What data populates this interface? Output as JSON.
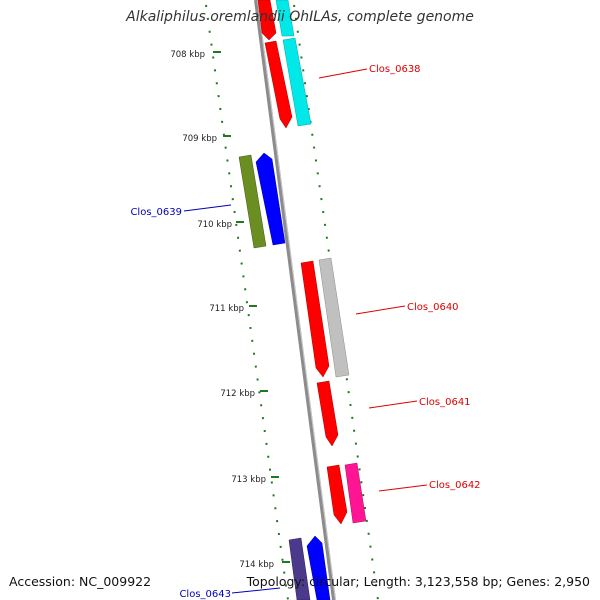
{
  "title": "Alkaliphilus oremlandii OhILAs, complete genome",
  "accession": "Accession: NC_009922",
  "summary": "Topology: circular; Length: 3,123,558 bp; Genes: 2,950",
  "colors": {
    "backbone": "#8c8c8c",
    "tick": "#1e7a1e",
    "label_red": "#dd0000",
    "label_blue": "#0000bb"
  },
  "ticks": [
    {
      "label": "708 kbp"
    },
    {
      "label": "709 kbp"
    },
    {
      "label": "710 kbp"
    },
    {
      "label": "711 kbp"
    },
    {
      "label": "712 kbp"
    },
    {
      "label": "713 kbp"
    },
    {
      "label": "714 kbp"
    }
  ],
  "gene_labels": [
    {
      "name": "Clos_0638",
      "color": "red"
    },
    {
      "name": "Clos_0639",
      "color": "blue"
    },
    {
      "name": "Clos_0640",
      "color": "red"
    },
    {
      "name": "Clos_0641",
      "color": "red"
    },
    {
      "name": "Clos_0642",
      "color": "red"
    },
    {
      "name": "Clos_0643",
      "color": "blue"
    }
  ]
}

Activity:
Restate the whole listing above exactly, except for its images.

Response:
What data populates this interface? Output as JSON.
{
  "title": "Alkaliphilus oremlandii OhILAs, complete genome",
  "accession": "Accession: NC_009922",
  "summary": "Topology: circular; Length: 3,123,558 bp; Genes: 2,950",
  "colors": {
    "backbone": "#8c8c8c",
    "tick": "#1e7a1e",
    "label_red": "#dd0000",
    "label_blue": "#0000bb"
  },
  "ticks": [
    {
      "label": "708 kbp"
    },
    {
      "label": "709 kbp"
    },
    {
      "label": "710 kbp"
    },
    {
      "label": "711 kbp"
    },
    {
      "label": "712 kbp"
    },
    {
      "label": "713 kbp"
    },
    {
      "label": "714 kbp"
    }
  ],
  "gene_labels": [
    {
      "name": "Clos_0638",
      "color": "red"
    },
    {
      "name": "Clos_0639",
      "color": "blue"
    },
    {
      "name": "Clos_0640",
      "color": "red"
    },
    {
      "name": "Clos_0641",
      "color": "red"
    },
    {
      "name": "Clos_0642",
      "color": "red"
    },
    {
      "name": "Clos_0643",
      "color": "blue"
    }
  ]
}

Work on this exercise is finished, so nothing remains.